● Brief: Select lines where the word "DOMAIN" appears.

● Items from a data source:
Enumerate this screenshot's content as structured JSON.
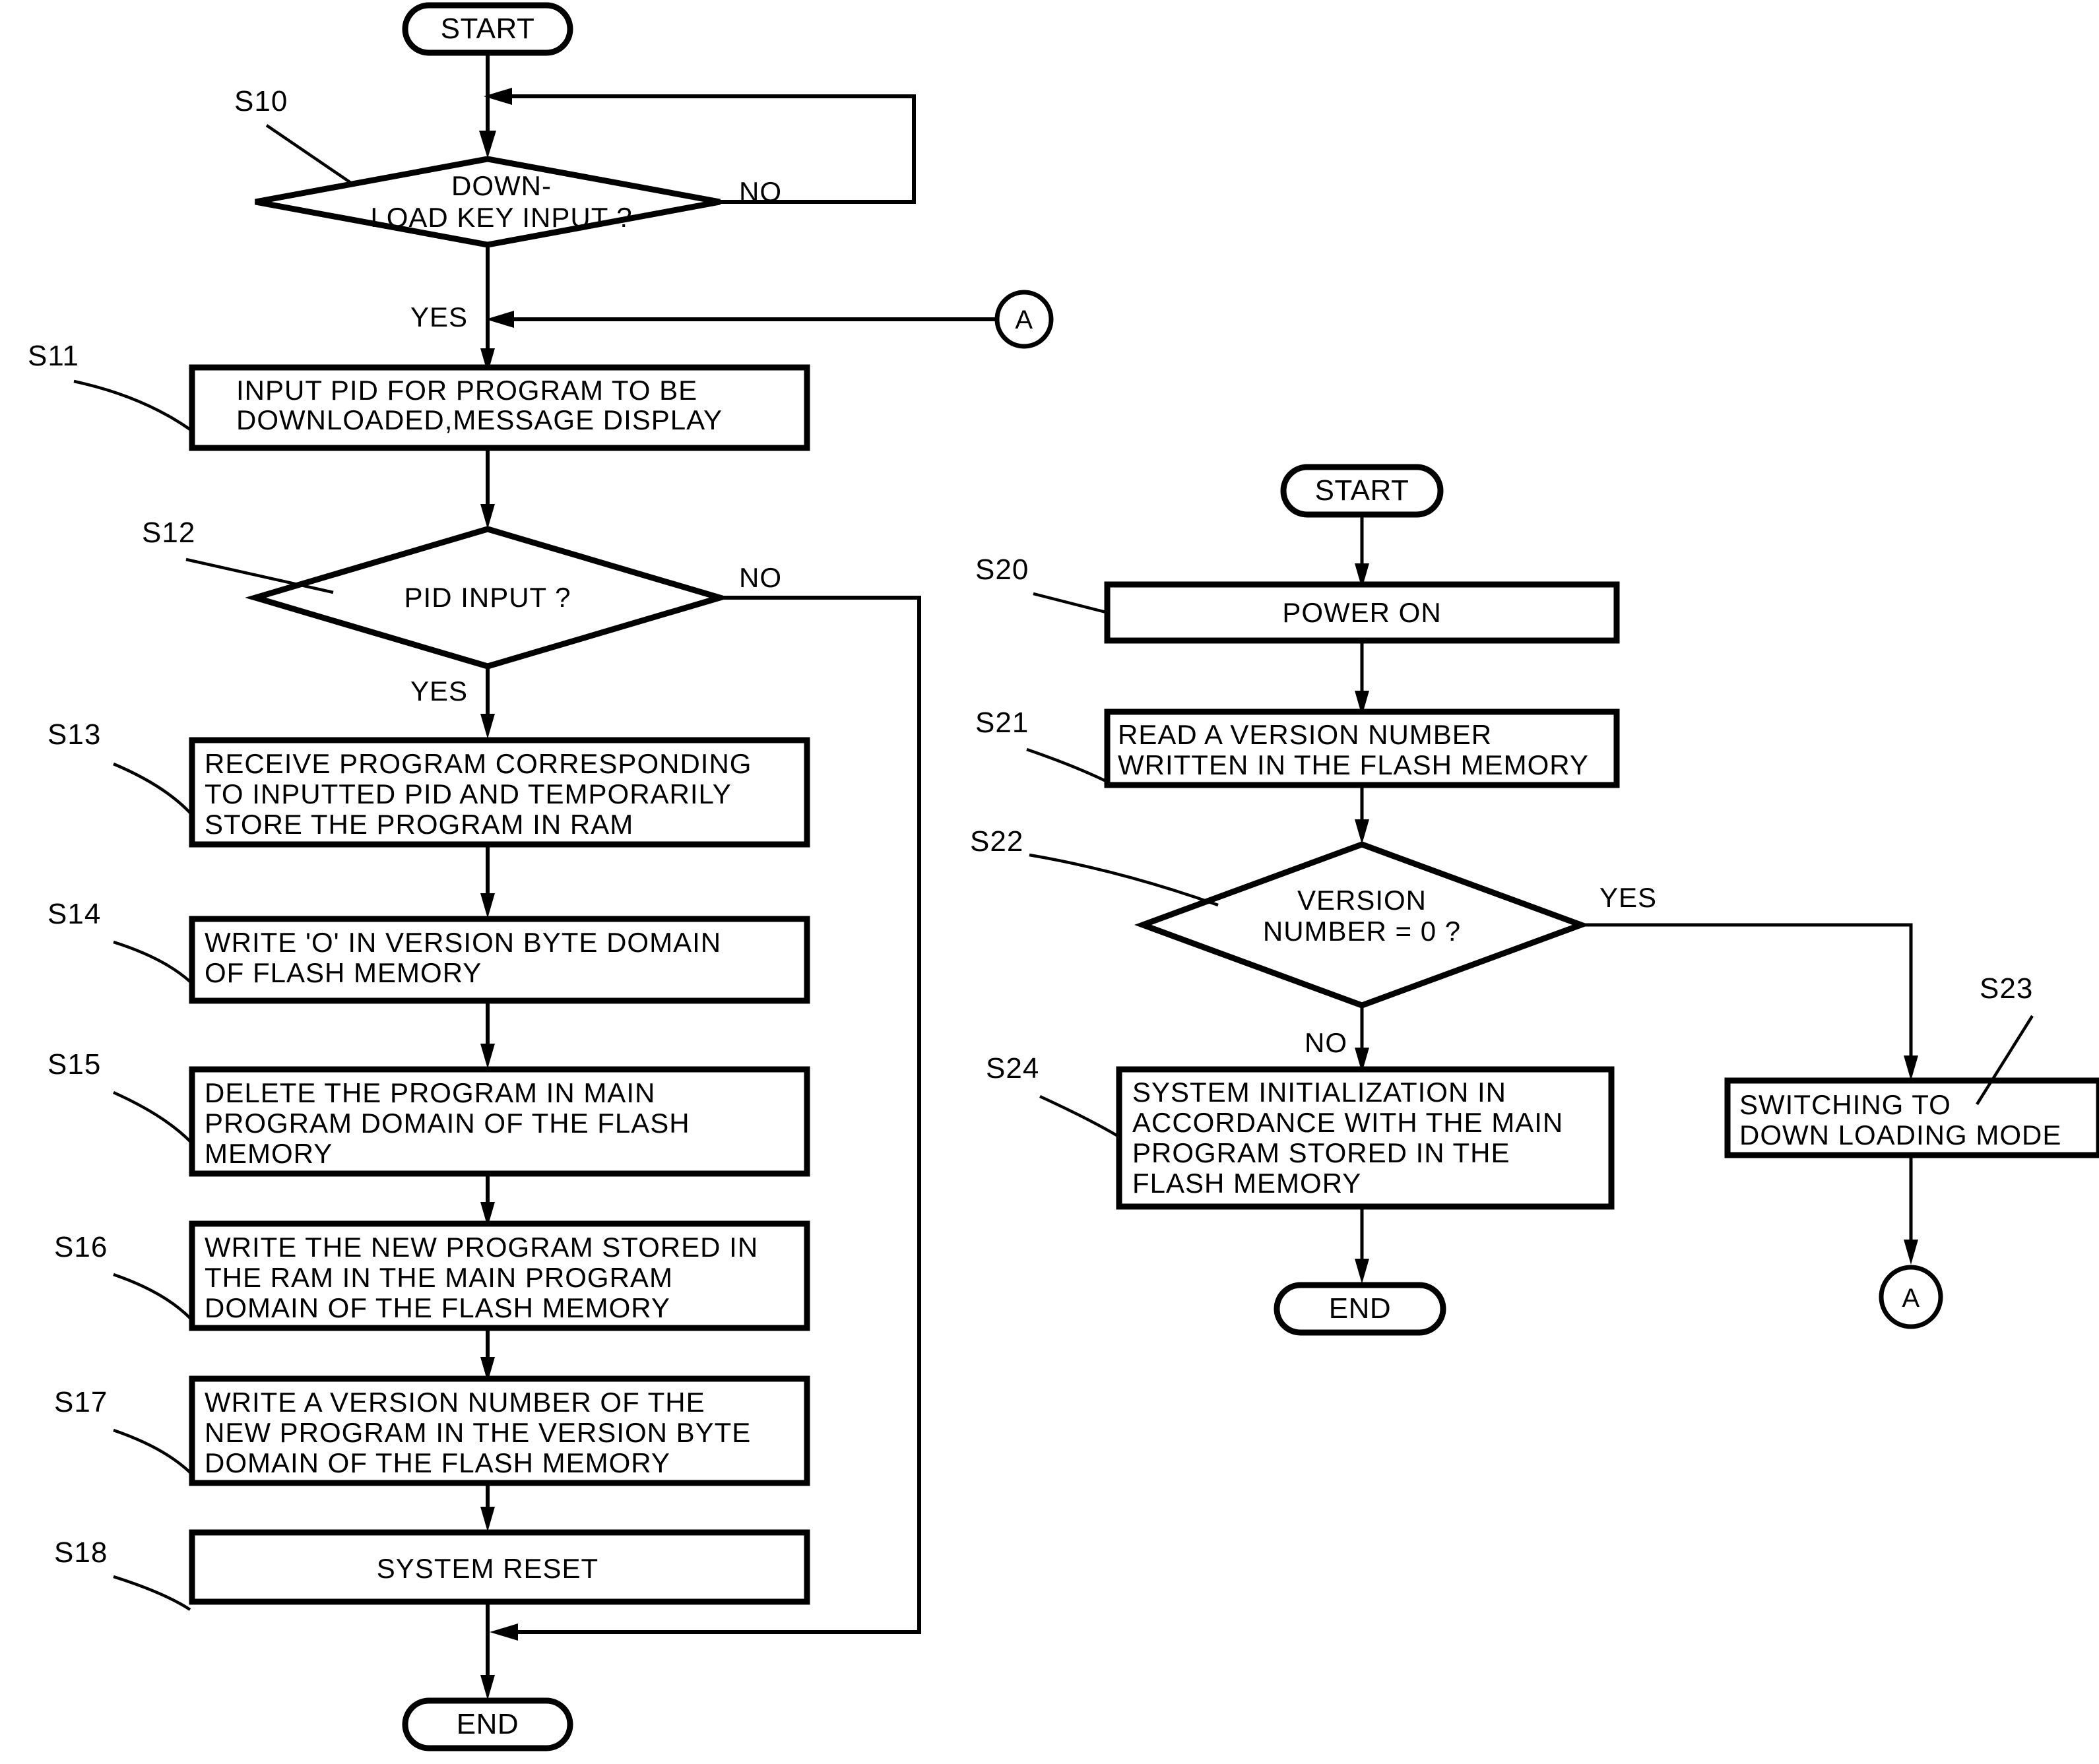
{
  "diagram": {
    "title": "Program download and power-on version check flowchart",
    "stroke_color": "#000000",
    "background_color": "#ffffff"
  },
  "left_flow": {
    "start": {
      "label": "START"
    },
    "end": {
      "label": "END"
    },
    "connector_in": {
      "label": "A"
    },
    "steps": [
      {
        "tag": "S10",
        "type": "decision",
        "lines": [
          "DOWN-",
          "LOAD KEY INPUT ?"
        ],
        "yes": "YES",
        "no": "NO"
      },
      {
        "tag": "S11",
        "type": "process",
        "lines": [
          "INPUT PID FOR PROGRAM TO BE",
          "DOWNLOADED,MESSAGE DISPLAY"
        ]
      },
      {
        "tag": "S12",
        "type": "decision",
        "lines": [
          "PID INPUT ?"
        ],
        "yes": "YES",
        "no": "NO"
      },
      {
        "tag": "S13",
        "type": "process",
        "lines": [
          "RECEIVE PROGRAM CORRESPONDING",
          "TO INPUTTED PID AND TEMPORARILY",
          "STORE THE PROGRAM IN RAM"
        ]
      },
      {
        "tag": "S14",
        "type": "process",
        "lines": [
          "WRITE 'O' IN VERSION BYTE DOMAIN",
          "OF FLASH MEMORY"
        ]
      },
      {
        "tag": "S15",
        "type": "process",
        "lines": [
          "DELETE THE PROGRAM IN MAIN",
          "PROGRAM DOMAIN OF THE FLASH",
          "MEMORY"
        ]
      },
      {
        "tag": "S16",
        "type": "process",
        "lines": [
          "WRITE THE NEW PROGRAM STORED IN",
          "THE  RAM IN THE MAIN PROGRAM",
          "DOMAIN OF THE FLASH MEMORY"
        ]
      },
      {
        "tag": "S17",
        "type": "process",
        "lines": [
          "WRITE A VERSION NUMBER OF THE",
          "NEW PROGRAM IN THE VERSION BYTE",
          "DOMAIN OF THE FLASH MEMORY"
        ]
      },
      {
        "tag": "S18",
        "type": "process",
        "lines": [
          "SYSTEM RESET"
        ]
      }
    ]
  },
  "right_flow": {
    "start": {
      "label": "START"
    },
    "end": {
      "label": "END"
    },
    "connector_out": {
      "label": "A"
    },
    "steps": [
      {
        "tag": "S20",
        "type": "process",
        "lines": [
          "POWER ON"
        ]
      },
      {
        "tag": "S21",
        "type": "process",
        "lines": [
          "READ A VERSION NUMBER",
          "WRITTEN IN THE FLASH MEMORY"
        ]
      },
      {
        "tag": "S22",
        "type": "decision",
        "lines": [
          "VERSION",
          "NUMBER = 0 ?"
        ],
        "yes": "YES",
        "no": "NO"
      },
      {
        "tag": "S23",
        "type": "process",
        "lines": [
          "SWITCHING TO",
          "DOWN LOADING MODE"
        ]
      },
      {
        "tag": "S24",
        "type": "process",
        "lines": [
          "SYSTEM INITIALIZATION IN",
          "ACCORDANCE WITH THE MAIN",
          "PROGRAM STORED IN THE",
          "FLASH MEMORY"
        ]
      }
    ]
  }
}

● Written answer:
          "WRITE 'O' IN VERSION BYTE DOMAIN",
          "PROGRAM DOMAIN OF THE FLASH",
          "DOMAIN OF THE FLASH MEMORY"
          "DOMAIN OF THE FLASH MEMORY"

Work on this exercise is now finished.